_Problem_
Each entry below must be repeated word for word.

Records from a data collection

────────────────

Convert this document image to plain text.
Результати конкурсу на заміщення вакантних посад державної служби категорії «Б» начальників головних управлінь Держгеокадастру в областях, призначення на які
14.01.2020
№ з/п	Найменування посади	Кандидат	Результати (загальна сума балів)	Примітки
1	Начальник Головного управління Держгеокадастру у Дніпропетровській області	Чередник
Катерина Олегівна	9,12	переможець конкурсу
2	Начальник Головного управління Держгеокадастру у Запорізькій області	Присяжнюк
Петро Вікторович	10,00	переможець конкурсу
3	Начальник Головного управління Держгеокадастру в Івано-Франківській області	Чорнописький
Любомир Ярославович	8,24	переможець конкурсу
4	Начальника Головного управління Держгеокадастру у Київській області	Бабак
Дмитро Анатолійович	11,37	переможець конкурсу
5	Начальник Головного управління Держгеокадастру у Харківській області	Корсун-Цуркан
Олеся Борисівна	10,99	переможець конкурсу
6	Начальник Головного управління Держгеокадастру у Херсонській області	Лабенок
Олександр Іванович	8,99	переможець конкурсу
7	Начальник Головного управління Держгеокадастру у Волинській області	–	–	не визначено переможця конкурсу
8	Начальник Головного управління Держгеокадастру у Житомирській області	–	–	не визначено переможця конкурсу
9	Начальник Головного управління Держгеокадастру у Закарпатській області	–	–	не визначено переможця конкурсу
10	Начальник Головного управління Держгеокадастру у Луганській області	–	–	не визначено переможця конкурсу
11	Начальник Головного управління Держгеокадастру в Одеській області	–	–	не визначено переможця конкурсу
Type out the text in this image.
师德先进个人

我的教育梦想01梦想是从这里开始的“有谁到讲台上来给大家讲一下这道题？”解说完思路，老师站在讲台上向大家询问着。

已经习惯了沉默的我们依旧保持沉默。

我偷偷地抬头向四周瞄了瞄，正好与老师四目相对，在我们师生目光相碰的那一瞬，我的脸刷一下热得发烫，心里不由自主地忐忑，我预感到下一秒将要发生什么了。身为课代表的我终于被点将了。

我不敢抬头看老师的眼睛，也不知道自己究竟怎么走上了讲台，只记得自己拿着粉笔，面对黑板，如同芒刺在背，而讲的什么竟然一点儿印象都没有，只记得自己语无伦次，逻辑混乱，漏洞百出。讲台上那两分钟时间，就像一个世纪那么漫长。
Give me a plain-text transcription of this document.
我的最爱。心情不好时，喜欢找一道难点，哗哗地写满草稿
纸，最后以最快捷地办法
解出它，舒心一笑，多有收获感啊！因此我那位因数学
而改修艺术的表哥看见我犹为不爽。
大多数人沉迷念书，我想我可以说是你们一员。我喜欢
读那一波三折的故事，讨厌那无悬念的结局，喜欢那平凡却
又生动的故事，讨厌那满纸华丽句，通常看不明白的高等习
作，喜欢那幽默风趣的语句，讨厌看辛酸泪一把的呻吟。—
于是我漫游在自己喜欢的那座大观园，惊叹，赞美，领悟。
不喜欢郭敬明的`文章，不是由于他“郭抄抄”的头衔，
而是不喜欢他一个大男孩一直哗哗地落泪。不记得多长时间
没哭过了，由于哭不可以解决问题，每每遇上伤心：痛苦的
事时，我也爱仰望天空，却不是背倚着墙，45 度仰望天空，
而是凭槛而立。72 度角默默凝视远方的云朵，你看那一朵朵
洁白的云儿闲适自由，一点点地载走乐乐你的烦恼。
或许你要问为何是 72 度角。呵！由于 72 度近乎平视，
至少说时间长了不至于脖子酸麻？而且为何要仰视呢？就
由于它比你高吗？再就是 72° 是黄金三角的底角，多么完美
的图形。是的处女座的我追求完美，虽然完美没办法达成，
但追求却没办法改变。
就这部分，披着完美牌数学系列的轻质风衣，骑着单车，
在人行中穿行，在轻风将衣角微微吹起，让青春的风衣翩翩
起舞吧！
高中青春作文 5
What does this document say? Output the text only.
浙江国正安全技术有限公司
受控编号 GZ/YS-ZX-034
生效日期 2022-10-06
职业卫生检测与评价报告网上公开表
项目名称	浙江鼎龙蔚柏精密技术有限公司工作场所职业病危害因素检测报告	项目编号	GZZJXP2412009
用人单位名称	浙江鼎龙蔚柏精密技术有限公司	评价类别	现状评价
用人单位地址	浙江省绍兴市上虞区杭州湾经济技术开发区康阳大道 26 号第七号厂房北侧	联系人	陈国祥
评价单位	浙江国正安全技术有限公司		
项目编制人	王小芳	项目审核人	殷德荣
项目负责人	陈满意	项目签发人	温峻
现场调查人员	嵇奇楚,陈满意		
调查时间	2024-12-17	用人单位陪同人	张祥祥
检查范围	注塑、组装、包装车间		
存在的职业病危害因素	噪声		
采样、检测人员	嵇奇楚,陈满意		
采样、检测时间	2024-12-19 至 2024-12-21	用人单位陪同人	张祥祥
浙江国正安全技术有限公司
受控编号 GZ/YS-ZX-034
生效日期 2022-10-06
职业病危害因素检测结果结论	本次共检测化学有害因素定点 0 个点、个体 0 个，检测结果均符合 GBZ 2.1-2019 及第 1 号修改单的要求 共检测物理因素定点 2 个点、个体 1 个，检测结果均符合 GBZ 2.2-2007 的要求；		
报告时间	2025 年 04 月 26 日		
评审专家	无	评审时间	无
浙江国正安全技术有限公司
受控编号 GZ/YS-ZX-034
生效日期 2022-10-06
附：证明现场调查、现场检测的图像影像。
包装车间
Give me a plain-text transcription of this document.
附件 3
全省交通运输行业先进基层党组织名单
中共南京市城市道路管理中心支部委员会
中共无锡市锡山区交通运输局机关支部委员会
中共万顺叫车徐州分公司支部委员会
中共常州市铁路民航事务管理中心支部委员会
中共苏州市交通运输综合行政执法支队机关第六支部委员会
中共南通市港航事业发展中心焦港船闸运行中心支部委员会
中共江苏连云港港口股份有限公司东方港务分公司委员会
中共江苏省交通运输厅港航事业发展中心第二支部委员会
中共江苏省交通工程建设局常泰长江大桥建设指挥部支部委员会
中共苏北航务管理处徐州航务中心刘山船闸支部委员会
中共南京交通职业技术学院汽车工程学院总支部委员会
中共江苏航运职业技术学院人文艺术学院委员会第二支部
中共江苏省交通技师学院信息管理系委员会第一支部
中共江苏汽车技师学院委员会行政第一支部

────────────────

_Expected answer_
Convert this document image to plain text.
Результати конкурсу на заміщення вакантних посад державної служби категорії «Б» начальників головних управлінь Держгеокадастру в областях, призначення на які
14.01.2020
№ з/п	Найменування посади	Кандидат	Результати (загальна сума балів)	Примітки
1	Начальник Головного управління Держгеокадастру у Дніпропетровській області	Чередник
Катерина Олегівна	9,12	переможець конкурсу
2	Начальник Головного управління Держгеокадастру у Запорізькій області	Присяжнюк
Петро Вікторович	10,00	переможець конкурсу
3	Начальник Головного управління Держгеокадастру в Івано-Франківській області	Чорнописький
Любомир Ярославович	8,24	переможець конкурсу
4	Начальника Головного управління Держгеокадастру у Київській області	Бабак
Дмитро Анатолійович	11,37	переможець конкурсу
5	Начальник Головного управління Держгеокадастру у Харківській області	Корсун-Цуркан
Олеся Борисівна	10,99	переможець конкурсу
6	Начальник Головного управління Держгеокадастру у Херсонській області	Лабенок
Олександр Іванович	8,99	переможець конкурсу
7	Начальник Головного управління Держгеокадастру у Волинській області	–	–	не визначено переможця конкурсу
8	Начальник Головного управління Держгеокадастру у Житомирській області	–	–	не визначено переможця конкурсу
9	Начальник Головного управління Держгеокадастру у Закарпатській області	–	–	не визначено переможця конкурсу
10	Начальник Головного управління Держгеокадастру у Луганській області	–	–	не визначено переможця конкурсу
11	Начальник Головного управління Держгеокадастру в Одеській області	–	–	не визначено переможця конкурсу
Type out the text in this image.
师德先进个人

我的教育梦想01梦想是从这里开始的“有谁到讲台上来给大家讲一下这道题？”解说完思路，老师站在讲台上向大家询问着。

已经习惯了沉默的我们依旧保持沉默。

我偷偷地抬头向四周瞄了瞄，正好与老师四目相对，在我们师生目光相碰的那一瞬，我的脸刷一下热得发烫，心里不由自主地忐忑，我预感到下一秒将要发生什么了。身为课代表的我终于被点将了。

我不敢抬头看老师的眼睛，也不知道自己究竟怎么走上了讲台，只记得自己拿着粉笔，面对黑板，如同芒刺在背，而讲的什么竟然一点儿印象都没有，只记得自己语无伦次，逻辑混乱，漏洞百出。讲台上那两分钟时间，就像一个世纪那么漫长。
Give me a plain-text transcription of this document.
我的最爱。心情不好时，喜欢找一道难点，哗哗地写满草稿
纸，最后以最快捷地办法
解出它，舒心一笑，多有收获感啊！因此我那位因数学
而改修艺术的表哥看见我犹为不爽。
大多数人沉迷念书，我想我可以说是你们一员。我喜欢
读那一波三折的故事，讨厌那无悬念的结局，喜欢那平凡却
又生动的故事，讨厌那满纸华丽句，通常看不明白的高等习
作，喜欢那幽默风趣的语句，讨厌看辛酸泪一把的呻吟。—
于是我漫游在自己喜欢的那座大观园，惊叹，赞美，领悟。
不喜欢郭敬明的`文章，不是由于他“郭抄抄”的头衔，
而是不喜欢他一个大男孩一直哗哗地落泪。不记得多长时间
没哭过了，由于哭不可以解决问题，每每遇上伤心：痛苦的
事时，我也爱仰望天空，却不是背倚着墙，45 度仰望天空，
而是凭槛而立。72 度角默默凝视远方的云朵，你看那一朵朵
洁白的云儿闲适自由，一点点地载走乐乐你的烦恼。
或许你要问为何是 72 度角。呵！由于 72 度近乎平视，
至少说时间长了不至于脖子酸麻？而且为何要仰视呢？就
由于它比你高吗？再就是 72° 是黄金三角的底角，多么完美
的图形。是的处女座的我追求完美，虽然完美没办法达成，
但追求却没办法改变。
就这部分，披着完美牌数学系列的轻质风衣，骑着单车，
在人行中穿行，在轻风将衣角微微吹起，让青春的风衣翩翩
起舞吧！
高中青春作文 5
What does this document say? Output the text only.
浙江国正安全技术有限公司
受控编号 GZ/YS-ZX-034
生效日期 2022-10-06
职业卫生检测与评价报告网上公开表
项目名称	浙江鼎龙蔚柏精密技术有限公司工作场所职业病危害因素检测报告	项目编号	GZZJXP2412009
用人单位名称	浙江鼎龙蔚柏精密技术有限公司	评价类别	现状评价
用人单位地址	浙江省绍兴市上虞区杭州湾经济技术开发区康阳大道 26 号第七号厂房北侧	联系人	陈国祥
评价单位	浙江国正安全技术有限公司		
项目编制人	王小芳	项目审核人	殷德荣
项目负责人	陈满意	项目签发人	温峻
现场调查人员	嵇奇楚,陈满意		
调查时间	2024-12-17	用人单位陪同人	张祥祥
检查范围	注塑、组装、包装车间		
存在的职业病危害因素	噪声		
采样、检测人员	嵇奇楚,陈满意		
采样、检测时间	2024-12-19 至 2024-12-21	用人单位陪同人	张祥祥
浙江国正安全技术有限公司
受控编号 GZ/YS-ZX-034
生效日期 2022-10-06
职业病危害因素检测结果结论	本次共检测化学有害因素定点 0 个点、个体 0 个，检测结果均符合 GBZ 2.1-2019 及第 1 号修改单的要求 共检测物理因素定点 2 个点、个体 1 个，检测结果均符合 GBZ 2.2-2007 的要求；		
报告时间	2025 年 04 月 26 日		
评审专家	无	评审时间	无
浙江国正安全技术有限公司
受控编号 GZ/YS-ZX-034
生效日期 2022-10-06
附：证明现场调查、现场检测的图像影像。
包装车间
Give me a plain-text transcription of this document.
附件 3
全省交通运输行业先进基层党组织名单
中共南京市城市道路管理中心支部委员会
中共无锡市锡山区交通运输局机关支部委员会
中共万顺叫车徐州分公司支部委员会
中共常州市铁路民航事务管理中心支部委员会
中共苏州市交通运输综合行政执法支队机关第六支部委员会
中共南通市港航事业发展中心焦港船闸运行中心支部委员会
中共江苏连云港港口股份有限公司东方港务分公司委员会
中共江苏省交通运输厅港航事业发展中心第二支部委员会
中共江苏省交通工程建设局常泰长江大桥建设指挥部支部委员会
中共苏北航务管理处徐州航务中心刘山船闸支部委员会
中共南京交通职业技术学院汽车工程学院总支部委员会
中共江苏航运职业技术学院人文艺术学院委员会第二支部
中共江苏省交通技师学院信息管理系委员会第一支部
中共江苏汽车技师学院委员会行政第一支部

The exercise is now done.